AIM | List all lines in the material below that contain "Papeletas".

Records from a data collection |

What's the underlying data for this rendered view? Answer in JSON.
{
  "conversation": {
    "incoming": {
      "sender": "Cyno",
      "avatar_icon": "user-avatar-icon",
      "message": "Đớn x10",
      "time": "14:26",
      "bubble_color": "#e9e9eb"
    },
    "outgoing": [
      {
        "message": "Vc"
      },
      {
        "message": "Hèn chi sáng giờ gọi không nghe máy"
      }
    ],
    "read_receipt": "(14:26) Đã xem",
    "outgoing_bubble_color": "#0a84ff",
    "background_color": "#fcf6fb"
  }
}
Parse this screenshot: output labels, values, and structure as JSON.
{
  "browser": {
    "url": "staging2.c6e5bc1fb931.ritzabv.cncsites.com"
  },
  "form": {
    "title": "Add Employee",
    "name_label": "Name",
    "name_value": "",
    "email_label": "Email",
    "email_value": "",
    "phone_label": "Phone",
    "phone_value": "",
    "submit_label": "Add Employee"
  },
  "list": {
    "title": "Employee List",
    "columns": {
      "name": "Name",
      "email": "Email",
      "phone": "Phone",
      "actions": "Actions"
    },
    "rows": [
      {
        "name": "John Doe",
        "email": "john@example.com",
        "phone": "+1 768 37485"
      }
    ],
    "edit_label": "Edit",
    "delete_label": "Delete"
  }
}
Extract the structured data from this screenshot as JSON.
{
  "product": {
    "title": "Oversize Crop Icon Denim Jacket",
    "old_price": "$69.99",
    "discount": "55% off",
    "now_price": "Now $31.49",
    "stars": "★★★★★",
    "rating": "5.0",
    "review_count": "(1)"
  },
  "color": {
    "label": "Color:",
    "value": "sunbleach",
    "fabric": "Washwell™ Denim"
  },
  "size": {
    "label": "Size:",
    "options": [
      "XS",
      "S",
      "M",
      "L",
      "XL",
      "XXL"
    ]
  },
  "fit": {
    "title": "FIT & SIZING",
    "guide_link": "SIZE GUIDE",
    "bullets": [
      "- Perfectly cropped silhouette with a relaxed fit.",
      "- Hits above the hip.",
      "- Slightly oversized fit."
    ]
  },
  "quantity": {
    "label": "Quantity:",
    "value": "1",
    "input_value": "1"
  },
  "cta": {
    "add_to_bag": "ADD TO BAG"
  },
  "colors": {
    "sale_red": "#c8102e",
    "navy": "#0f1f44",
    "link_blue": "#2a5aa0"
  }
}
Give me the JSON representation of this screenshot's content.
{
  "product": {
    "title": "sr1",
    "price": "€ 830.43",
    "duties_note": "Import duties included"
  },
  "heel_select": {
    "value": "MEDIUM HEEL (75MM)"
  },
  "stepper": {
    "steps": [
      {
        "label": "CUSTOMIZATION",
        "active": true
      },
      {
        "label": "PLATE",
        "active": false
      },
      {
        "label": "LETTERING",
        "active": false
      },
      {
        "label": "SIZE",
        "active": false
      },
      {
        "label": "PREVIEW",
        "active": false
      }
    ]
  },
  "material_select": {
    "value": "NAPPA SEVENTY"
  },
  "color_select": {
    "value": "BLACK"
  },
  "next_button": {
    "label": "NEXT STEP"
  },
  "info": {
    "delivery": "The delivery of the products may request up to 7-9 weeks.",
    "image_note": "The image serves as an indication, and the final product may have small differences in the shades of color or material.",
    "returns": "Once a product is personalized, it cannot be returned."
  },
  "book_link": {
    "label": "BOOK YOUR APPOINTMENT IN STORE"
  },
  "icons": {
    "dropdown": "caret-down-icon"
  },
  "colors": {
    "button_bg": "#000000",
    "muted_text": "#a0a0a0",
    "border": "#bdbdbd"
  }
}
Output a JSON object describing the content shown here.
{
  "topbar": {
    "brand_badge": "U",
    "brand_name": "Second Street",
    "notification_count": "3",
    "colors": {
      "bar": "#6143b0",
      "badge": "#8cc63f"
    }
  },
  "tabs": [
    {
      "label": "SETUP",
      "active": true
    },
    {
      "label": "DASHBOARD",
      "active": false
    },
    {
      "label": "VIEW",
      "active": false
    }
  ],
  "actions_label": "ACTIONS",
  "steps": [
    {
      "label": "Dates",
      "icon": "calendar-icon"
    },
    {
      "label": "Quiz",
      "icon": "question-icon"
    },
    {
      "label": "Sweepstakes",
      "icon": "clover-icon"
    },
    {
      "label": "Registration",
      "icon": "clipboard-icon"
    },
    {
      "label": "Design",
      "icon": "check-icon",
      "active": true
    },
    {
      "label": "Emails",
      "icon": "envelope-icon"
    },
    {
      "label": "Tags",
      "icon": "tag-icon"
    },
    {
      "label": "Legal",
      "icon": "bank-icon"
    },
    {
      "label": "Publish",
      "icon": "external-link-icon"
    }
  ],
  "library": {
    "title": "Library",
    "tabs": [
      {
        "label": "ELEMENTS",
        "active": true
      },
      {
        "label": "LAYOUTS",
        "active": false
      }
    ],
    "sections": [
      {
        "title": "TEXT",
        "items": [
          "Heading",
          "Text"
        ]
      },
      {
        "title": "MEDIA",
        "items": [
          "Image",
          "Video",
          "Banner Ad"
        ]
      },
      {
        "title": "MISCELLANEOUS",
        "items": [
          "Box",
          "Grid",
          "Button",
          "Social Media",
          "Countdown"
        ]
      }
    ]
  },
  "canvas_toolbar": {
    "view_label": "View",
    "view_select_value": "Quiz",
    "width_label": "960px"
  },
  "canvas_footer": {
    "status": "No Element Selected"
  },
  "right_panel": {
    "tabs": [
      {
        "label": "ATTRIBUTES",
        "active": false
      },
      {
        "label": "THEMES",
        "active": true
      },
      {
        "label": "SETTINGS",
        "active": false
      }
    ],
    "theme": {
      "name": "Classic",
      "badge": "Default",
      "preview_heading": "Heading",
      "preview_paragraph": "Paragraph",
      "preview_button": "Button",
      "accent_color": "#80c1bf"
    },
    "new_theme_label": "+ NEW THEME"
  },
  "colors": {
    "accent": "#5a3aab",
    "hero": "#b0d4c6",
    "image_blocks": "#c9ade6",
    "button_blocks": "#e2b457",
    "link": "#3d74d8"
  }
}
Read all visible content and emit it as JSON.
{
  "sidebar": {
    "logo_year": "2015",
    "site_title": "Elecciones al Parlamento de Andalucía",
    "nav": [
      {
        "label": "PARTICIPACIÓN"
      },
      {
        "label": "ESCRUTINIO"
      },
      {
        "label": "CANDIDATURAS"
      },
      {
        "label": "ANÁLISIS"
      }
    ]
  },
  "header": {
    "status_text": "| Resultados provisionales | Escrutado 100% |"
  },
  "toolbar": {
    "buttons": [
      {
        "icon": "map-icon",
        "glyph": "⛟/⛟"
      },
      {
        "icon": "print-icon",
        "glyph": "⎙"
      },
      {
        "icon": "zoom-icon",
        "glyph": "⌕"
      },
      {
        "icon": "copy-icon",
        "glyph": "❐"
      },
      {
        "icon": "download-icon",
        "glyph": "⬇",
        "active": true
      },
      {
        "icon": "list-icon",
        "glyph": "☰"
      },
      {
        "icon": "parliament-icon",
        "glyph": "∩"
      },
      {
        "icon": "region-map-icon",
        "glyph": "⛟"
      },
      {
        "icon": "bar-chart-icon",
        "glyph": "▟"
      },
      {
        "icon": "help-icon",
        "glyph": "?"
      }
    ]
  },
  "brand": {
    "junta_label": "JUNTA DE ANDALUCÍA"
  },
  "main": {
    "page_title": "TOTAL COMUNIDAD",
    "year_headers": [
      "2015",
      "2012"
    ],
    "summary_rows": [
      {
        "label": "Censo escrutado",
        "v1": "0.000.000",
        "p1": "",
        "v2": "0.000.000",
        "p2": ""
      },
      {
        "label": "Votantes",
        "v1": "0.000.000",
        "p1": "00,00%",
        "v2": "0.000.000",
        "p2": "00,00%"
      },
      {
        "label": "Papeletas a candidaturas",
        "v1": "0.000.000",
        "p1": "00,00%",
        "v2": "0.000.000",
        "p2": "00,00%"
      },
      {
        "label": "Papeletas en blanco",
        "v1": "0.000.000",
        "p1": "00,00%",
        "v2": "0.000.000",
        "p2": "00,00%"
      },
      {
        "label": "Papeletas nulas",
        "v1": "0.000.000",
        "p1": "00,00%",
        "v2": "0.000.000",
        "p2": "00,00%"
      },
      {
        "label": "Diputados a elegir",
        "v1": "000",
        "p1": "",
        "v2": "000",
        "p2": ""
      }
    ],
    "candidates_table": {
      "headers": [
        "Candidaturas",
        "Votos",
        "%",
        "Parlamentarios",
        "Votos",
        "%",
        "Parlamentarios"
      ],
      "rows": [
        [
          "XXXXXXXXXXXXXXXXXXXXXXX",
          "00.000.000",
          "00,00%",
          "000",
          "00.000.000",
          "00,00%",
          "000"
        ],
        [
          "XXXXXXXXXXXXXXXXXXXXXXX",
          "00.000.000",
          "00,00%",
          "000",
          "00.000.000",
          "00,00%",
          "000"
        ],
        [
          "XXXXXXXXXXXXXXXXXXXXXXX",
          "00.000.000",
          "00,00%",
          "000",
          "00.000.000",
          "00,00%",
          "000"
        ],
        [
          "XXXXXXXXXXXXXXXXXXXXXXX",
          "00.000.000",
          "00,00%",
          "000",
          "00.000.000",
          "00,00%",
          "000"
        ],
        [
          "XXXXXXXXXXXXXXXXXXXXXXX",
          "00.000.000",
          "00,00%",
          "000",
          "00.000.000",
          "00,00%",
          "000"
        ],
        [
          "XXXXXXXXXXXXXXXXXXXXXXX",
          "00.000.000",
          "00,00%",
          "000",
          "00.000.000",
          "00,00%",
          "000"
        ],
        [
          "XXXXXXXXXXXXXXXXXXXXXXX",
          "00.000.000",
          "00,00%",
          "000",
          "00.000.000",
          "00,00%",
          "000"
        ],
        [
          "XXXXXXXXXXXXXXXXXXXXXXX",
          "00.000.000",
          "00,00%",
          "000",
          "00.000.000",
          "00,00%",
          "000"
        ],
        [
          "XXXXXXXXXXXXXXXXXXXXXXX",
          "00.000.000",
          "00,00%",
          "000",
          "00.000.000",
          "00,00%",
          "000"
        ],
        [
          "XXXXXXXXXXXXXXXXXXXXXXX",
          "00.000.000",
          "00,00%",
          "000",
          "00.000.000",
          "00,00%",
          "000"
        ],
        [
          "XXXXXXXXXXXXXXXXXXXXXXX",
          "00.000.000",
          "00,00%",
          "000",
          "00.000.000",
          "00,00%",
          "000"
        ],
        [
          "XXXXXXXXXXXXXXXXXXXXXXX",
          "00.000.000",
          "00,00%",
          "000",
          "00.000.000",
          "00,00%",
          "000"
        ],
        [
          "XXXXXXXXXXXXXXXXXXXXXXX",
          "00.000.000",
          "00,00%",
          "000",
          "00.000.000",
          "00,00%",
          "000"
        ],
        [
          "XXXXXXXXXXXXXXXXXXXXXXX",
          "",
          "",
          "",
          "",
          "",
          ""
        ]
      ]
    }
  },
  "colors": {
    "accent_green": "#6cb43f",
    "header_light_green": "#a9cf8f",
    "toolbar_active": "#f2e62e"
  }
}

SOLVED PROBLEM |
        "label": "Papeletas a candidaturas",
        "label": "Papeletas en blanco",
        "label": "Papeletas nulas",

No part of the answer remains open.